## Entries
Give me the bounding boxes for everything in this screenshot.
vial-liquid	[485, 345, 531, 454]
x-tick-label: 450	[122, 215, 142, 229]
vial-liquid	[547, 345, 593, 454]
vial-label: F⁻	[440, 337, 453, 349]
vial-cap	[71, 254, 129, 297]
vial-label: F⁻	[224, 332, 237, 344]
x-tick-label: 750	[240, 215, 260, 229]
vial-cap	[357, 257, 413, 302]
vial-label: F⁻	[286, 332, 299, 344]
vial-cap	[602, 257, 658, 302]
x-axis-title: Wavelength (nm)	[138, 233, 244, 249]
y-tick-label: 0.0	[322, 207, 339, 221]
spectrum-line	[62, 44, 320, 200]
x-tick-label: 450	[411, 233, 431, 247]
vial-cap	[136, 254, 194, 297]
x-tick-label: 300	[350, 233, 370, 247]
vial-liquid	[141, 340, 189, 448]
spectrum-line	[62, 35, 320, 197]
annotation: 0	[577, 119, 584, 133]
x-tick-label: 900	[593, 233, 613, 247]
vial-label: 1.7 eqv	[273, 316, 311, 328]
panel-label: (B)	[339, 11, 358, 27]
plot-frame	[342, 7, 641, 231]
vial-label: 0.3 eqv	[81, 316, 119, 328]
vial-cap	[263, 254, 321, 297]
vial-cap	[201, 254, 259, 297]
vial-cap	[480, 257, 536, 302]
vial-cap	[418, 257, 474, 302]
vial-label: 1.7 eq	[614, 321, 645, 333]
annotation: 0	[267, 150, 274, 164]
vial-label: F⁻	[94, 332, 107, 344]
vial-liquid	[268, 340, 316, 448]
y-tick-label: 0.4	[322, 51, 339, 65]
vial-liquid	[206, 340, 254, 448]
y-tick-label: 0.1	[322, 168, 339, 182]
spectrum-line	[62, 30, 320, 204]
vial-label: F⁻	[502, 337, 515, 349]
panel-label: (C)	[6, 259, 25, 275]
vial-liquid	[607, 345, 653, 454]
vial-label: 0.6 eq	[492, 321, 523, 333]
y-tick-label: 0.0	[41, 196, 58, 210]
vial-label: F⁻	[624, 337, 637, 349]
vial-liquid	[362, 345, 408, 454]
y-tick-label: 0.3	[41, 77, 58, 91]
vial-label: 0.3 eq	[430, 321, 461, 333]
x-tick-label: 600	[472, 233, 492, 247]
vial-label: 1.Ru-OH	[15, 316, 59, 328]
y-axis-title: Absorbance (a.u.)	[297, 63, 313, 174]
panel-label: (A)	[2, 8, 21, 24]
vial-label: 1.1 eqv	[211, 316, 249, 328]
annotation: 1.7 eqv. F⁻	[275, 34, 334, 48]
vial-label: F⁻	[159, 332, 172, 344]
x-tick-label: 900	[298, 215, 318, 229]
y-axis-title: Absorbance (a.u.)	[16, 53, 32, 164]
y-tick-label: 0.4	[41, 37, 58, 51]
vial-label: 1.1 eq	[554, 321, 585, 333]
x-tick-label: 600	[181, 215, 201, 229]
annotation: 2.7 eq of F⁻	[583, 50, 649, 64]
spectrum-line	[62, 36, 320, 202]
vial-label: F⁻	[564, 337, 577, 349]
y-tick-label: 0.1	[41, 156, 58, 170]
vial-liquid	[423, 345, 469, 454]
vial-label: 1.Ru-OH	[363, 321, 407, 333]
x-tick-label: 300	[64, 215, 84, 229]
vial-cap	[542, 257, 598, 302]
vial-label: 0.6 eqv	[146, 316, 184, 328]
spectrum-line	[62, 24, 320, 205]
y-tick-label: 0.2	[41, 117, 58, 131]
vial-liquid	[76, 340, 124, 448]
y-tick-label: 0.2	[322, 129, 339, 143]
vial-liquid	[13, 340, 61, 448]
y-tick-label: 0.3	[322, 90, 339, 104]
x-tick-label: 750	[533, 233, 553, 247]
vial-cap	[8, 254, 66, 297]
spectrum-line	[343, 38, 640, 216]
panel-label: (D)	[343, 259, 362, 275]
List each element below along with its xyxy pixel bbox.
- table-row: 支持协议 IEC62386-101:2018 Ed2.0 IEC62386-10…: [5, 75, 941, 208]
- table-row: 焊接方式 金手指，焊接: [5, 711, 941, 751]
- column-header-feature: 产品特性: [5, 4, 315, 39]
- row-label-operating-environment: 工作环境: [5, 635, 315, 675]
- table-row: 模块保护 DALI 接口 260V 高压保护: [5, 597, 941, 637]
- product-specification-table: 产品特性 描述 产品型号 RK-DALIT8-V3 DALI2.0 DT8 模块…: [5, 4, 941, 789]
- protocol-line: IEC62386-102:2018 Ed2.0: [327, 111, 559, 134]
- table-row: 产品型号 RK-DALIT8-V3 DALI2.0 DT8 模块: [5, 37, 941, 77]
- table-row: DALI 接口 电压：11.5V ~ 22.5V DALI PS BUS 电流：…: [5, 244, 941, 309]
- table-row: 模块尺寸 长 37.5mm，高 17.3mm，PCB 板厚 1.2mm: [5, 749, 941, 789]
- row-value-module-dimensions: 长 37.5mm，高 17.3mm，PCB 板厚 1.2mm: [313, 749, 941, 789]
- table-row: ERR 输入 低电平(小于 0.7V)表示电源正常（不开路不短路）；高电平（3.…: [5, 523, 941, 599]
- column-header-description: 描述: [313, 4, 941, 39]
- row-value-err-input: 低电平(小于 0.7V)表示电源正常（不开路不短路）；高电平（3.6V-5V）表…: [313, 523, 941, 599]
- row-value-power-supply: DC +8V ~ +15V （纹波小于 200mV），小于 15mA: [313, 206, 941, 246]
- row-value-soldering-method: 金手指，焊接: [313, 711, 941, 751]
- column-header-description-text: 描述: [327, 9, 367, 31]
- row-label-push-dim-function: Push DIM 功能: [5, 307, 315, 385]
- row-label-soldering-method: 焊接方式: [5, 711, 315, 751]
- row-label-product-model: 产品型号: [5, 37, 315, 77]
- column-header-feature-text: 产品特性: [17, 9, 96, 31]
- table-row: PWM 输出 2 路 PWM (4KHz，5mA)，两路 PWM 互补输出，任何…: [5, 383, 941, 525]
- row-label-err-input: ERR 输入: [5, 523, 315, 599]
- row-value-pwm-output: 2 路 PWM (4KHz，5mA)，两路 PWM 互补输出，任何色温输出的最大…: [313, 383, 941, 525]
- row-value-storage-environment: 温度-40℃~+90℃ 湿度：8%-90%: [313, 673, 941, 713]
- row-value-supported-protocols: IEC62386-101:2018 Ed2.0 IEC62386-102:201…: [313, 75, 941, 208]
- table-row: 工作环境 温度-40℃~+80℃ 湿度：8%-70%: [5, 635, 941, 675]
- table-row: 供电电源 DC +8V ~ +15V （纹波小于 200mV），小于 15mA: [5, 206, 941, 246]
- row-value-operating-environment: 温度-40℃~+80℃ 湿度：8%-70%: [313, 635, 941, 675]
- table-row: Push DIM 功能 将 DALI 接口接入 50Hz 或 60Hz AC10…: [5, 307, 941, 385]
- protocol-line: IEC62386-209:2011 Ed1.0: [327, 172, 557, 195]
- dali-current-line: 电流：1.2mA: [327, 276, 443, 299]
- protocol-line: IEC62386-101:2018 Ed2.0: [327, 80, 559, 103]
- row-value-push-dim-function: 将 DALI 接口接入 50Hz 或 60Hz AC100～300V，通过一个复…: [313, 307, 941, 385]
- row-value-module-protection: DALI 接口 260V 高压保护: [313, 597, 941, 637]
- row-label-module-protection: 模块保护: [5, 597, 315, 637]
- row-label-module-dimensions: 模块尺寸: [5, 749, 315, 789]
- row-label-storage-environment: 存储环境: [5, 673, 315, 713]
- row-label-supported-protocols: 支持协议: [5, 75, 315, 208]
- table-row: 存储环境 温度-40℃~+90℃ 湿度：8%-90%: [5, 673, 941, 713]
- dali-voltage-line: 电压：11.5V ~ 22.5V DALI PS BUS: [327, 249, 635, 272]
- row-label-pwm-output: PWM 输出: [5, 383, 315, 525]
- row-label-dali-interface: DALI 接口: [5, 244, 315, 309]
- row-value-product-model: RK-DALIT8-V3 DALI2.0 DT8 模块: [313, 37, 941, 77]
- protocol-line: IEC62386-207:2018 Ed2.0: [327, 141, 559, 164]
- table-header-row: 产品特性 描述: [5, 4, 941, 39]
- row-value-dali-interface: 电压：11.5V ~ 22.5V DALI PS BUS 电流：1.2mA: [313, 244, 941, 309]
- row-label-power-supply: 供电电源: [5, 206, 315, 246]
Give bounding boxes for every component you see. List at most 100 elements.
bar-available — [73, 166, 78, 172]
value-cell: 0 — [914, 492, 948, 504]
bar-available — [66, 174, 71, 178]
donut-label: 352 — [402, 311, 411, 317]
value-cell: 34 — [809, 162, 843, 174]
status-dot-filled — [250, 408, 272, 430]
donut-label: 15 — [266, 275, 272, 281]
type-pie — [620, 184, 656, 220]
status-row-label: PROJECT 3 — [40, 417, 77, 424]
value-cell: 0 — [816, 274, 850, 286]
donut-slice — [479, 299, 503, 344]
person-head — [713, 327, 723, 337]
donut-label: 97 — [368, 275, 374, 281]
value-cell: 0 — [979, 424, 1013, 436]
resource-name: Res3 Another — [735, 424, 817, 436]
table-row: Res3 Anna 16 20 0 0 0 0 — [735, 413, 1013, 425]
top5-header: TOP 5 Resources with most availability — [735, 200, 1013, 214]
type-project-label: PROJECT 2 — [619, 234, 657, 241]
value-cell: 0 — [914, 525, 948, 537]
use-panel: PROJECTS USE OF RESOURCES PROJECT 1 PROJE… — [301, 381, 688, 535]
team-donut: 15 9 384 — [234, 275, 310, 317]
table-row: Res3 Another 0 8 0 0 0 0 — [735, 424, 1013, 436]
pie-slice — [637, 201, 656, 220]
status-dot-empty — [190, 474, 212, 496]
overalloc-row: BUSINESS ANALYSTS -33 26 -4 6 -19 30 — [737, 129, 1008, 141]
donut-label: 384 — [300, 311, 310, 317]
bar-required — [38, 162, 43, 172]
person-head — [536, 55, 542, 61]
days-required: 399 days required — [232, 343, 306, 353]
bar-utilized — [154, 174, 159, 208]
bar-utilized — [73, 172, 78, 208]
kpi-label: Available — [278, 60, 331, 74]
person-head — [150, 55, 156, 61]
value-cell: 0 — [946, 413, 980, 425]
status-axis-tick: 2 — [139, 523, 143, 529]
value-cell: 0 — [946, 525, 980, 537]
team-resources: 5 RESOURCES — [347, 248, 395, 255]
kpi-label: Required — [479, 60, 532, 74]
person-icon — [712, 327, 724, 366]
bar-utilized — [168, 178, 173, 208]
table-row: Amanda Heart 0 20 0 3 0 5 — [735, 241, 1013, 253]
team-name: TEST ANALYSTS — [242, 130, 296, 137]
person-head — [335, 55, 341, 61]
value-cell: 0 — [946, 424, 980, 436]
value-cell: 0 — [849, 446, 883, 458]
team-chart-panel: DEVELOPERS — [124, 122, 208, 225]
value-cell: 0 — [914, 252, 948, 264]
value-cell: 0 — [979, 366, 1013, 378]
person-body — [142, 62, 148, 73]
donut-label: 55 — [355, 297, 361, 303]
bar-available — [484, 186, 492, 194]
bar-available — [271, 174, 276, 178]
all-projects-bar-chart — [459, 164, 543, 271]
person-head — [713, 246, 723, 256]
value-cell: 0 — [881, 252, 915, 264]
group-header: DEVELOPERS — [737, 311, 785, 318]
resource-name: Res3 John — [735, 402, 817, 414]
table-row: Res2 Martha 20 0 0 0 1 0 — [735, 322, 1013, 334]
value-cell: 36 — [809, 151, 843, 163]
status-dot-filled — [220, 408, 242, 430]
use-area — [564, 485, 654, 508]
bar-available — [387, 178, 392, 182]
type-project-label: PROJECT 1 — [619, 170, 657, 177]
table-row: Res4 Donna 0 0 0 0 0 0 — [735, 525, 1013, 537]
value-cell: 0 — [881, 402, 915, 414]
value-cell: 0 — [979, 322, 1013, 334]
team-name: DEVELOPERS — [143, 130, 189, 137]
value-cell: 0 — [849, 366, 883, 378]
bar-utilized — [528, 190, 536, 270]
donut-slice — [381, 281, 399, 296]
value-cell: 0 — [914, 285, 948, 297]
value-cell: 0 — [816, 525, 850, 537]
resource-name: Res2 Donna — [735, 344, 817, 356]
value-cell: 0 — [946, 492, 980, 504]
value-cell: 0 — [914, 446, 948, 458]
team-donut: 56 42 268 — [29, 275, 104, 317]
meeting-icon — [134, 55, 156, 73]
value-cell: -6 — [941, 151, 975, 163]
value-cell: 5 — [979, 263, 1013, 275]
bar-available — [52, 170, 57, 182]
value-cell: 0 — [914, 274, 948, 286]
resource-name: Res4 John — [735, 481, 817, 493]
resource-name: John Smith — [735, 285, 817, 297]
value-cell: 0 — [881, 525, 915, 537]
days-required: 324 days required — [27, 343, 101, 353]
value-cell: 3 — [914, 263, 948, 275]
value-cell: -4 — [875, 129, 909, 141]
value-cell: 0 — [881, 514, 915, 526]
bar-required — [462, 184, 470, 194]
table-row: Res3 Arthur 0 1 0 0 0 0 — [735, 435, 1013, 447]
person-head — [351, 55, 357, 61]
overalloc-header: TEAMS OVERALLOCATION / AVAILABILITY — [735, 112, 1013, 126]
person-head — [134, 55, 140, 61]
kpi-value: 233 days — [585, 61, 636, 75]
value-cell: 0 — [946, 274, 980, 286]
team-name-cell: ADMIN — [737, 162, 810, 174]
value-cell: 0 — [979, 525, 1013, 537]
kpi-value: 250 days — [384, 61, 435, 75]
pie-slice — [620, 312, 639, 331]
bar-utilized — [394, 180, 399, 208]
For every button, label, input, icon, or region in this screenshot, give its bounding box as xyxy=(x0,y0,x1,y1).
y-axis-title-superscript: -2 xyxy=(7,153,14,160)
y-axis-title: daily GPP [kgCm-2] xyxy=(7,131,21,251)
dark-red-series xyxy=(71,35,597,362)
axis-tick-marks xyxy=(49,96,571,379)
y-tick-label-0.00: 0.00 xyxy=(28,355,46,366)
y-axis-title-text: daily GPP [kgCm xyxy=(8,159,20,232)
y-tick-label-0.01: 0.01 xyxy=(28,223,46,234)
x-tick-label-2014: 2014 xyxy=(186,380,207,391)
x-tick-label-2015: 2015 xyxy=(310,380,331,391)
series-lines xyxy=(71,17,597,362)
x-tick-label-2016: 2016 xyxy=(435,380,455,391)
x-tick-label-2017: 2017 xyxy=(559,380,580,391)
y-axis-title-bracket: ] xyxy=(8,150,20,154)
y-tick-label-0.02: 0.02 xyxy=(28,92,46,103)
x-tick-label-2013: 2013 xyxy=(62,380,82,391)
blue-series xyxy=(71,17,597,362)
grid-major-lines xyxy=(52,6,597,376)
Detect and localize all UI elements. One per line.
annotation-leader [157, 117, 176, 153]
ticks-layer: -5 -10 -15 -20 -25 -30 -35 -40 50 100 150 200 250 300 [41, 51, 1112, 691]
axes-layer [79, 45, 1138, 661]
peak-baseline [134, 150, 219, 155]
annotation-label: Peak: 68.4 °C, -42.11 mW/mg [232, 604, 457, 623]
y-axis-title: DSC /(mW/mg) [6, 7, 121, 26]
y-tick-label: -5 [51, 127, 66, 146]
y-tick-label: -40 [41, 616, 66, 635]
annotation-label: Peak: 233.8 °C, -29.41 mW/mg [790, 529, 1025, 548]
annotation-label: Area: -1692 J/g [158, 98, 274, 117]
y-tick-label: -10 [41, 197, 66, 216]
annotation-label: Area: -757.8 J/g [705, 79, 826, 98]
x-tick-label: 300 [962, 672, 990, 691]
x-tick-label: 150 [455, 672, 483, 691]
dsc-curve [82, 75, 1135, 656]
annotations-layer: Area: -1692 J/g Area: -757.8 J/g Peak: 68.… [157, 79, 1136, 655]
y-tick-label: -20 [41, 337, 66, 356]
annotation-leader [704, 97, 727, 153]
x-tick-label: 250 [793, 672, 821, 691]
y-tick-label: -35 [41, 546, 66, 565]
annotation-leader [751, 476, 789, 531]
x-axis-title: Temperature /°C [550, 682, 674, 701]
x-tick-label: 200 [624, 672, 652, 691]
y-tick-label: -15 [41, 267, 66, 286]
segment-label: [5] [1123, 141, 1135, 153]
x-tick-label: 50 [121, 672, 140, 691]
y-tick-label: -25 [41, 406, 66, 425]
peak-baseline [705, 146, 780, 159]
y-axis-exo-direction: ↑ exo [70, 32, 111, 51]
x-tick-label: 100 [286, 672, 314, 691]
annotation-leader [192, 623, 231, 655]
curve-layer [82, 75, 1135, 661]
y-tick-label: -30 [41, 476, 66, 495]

## Exercise description
In the lines from the start through the line holding "119, 584, 133]", inclusive, change "vial-cap" to "vial-lid" and keep everything else the same.

## Answer to the problem
Give me the bounding boxes for everything in this screenshot.
vial-liquid	[485, 345, 531, 454]
x-tick-label: 450	[122, 215, 142, 229]
vial-liquid	[547, 345, 593, 454]
vial-label: F⁻	[440, 337, 453, 349]
vial-lid	[71, 254, 129, 297]
vial-label: F⁻	[224, 332, 237, 344]
x-tick-label: 750	[240, 215, 260, 229]
vial-lid	[357, 257, 413, 302]
vial-label: F⁻	[286, 332, 299, 344]
vial-lid	[602, 257, 658, 302]
x-axis-title: Wavelength (nm)	[138, 233, 244, 249]
y-tick-label: 0.0	[322, 207, 339, 221]
spectrum-line	[62, 44, 320, 200]
x-tick-label: 450	[411, 233, 431, 247]
vial-lid	[136, 254, 194, 297]
x-tick-label: 300	[350, 233, 370, 247]
vial-liquid	[141, 340, 189, 448]
spectrum-line	[62, 35, 320, 197]
annotation: 0	[577, 119, 584, 133]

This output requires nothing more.